Aim of the task - Gather all lines in the entries below that include the word "image".

Entries provided -
+++
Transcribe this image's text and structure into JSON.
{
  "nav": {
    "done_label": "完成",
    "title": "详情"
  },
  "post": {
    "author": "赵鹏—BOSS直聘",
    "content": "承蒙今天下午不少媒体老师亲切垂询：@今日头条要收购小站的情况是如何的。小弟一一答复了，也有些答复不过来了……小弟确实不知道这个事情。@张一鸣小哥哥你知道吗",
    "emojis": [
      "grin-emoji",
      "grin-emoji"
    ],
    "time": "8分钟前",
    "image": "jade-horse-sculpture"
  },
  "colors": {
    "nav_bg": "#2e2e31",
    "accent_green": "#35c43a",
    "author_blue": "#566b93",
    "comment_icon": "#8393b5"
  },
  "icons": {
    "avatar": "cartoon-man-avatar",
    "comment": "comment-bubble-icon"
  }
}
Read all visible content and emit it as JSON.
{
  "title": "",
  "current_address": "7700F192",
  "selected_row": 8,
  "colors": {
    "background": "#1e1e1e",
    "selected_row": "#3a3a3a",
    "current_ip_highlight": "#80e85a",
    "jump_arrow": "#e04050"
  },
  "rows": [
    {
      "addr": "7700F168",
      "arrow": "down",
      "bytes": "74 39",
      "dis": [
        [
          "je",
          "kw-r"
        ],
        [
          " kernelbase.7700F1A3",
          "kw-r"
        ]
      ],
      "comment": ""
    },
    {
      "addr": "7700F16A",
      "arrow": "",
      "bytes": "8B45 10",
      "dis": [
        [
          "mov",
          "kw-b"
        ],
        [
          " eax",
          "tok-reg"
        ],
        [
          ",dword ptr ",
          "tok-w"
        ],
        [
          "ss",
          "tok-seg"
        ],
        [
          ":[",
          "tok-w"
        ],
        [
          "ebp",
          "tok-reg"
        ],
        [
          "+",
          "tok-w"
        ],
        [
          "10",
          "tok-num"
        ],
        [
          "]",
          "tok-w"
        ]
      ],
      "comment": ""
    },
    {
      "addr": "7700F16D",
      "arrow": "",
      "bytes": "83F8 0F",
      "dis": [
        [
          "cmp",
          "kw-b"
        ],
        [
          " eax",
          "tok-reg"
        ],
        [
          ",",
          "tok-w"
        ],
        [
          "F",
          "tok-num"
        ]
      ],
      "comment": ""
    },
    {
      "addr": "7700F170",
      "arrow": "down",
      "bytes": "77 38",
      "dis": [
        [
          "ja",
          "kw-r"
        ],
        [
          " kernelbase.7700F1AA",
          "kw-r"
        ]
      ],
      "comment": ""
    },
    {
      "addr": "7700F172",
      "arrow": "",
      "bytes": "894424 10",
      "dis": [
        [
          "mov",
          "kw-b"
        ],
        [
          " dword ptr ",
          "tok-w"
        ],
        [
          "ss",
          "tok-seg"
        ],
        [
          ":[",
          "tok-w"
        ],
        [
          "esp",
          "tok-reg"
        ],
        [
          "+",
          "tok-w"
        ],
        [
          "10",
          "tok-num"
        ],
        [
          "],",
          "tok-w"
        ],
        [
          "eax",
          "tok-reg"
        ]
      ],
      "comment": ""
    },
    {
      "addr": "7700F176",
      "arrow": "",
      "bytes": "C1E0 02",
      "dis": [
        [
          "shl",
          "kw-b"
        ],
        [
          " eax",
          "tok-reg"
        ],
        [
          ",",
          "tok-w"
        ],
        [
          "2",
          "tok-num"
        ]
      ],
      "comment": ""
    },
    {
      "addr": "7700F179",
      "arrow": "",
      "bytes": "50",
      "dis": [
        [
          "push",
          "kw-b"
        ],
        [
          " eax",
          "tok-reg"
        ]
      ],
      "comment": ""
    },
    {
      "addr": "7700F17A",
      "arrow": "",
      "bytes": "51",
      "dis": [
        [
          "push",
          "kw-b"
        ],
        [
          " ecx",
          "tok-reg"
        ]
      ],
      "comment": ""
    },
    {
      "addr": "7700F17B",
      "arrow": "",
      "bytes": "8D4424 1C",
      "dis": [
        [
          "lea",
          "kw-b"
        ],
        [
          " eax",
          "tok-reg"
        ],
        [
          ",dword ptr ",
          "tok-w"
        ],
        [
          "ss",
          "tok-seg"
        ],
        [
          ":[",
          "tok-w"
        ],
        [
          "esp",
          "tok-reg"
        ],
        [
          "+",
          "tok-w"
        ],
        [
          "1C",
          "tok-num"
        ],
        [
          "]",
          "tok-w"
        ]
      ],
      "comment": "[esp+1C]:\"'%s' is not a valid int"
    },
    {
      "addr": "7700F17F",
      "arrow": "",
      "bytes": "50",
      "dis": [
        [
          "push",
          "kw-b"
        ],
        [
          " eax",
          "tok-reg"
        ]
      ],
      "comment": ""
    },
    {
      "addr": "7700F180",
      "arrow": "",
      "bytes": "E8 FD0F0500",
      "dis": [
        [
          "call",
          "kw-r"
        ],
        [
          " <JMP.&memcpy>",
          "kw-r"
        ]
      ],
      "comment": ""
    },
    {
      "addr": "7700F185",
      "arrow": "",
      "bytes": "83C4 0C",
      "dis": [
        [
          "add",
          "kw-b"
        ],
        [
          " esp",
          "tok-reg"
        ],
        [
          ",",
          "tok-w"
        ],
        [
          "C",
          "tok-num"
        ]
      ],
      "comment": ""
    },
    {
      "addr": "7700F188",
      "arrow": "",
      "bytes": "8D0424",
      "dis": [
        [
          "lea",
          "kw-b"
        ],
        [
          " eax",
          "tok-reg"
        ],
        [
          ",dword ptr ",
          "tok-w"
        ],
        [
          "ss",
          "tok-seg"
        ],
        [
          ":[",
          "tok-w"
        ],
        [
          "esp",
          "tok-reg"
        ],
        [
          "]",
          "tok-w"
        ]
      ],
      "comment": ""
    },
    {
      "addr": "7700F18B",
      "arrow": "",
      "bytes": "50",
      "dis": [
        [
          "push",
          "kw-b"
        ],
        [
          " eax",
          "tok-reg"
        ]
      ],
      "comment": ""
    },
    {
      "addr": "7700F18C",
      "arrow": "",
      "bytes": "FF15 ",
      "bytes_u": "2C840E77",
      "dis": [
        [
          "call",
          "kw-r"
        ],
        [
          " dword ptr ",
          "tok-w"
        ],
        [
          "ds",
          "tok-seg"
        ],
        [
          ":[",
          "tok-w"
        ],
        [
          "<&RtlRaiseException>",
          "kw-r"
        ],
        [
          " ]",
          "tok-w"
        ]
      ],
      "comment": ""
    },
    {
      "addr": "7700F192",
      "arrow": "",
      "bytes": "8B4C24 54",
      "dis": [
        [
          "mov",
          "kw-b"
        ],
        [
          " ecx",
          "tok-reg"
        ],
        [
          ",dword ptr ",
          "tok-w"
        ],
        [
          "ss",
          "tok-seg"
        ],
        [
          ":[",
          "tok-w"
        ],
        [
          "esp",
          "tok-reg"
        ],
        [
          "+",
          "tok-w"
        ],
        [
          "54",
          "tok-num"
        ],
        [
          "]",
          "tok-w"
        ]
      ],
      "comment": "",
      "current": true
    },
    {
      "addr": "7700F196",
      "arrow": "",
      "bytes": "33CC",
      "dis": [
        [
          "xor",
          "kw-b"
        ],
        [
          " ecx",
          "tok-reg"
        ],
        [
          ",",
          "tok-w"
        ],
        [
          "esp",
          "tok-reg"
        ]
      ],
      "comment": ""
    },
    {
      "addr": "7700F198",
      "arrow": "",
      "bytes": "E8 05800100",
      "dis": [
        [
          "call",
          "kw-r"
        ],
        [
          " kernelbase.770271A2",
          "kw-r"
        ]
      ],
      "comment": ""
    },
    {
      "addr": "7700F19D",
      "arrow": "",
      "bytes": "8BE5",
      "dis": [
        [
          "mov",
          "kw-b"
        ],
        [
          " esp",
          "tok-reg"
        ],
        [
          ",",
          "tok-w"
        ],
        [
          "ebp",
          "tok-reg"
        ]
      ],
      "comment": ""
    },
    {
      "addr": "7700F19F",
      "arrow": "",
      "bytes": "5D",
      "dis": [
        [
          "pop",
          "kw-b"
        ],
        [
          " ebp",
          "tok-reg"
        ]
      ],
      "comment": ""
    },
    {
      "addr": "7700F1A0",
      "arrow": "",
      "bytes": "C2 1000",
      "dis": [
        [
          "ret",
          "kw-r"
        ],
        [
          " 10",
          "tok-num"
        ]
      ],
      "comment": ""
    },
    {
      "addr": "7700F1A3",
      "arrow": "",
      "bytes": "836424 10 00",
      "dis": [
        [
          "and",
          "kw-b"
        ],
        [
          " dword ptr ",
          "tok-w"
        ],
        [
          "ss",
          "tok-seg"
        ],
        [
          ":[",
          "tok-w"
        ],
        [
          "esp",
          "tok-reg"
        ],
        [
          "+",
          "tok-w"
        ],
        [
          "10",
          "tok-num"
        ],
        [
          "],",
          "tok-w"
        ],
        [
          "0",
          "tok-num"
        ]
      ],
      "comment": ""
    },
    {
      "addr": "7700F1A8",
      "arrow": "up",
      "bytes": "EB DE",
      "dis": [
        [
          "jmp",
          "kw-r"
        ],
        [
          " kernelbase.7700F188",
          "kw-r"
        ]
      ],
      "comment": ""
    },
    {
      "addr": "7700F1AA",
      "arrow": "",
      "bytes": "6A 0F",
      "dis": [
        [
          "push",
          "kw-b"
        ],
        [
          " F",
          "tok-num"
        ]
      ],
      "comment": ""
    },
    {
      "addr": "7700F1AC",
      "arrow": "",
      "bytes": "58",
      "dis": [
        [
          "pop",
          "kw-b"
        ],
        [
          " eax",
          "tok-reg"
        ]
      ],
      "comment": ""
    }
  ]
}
+++
The output -
Transcribe this image's text and structure into JSON.
    "image": "jade-horse-sculpture"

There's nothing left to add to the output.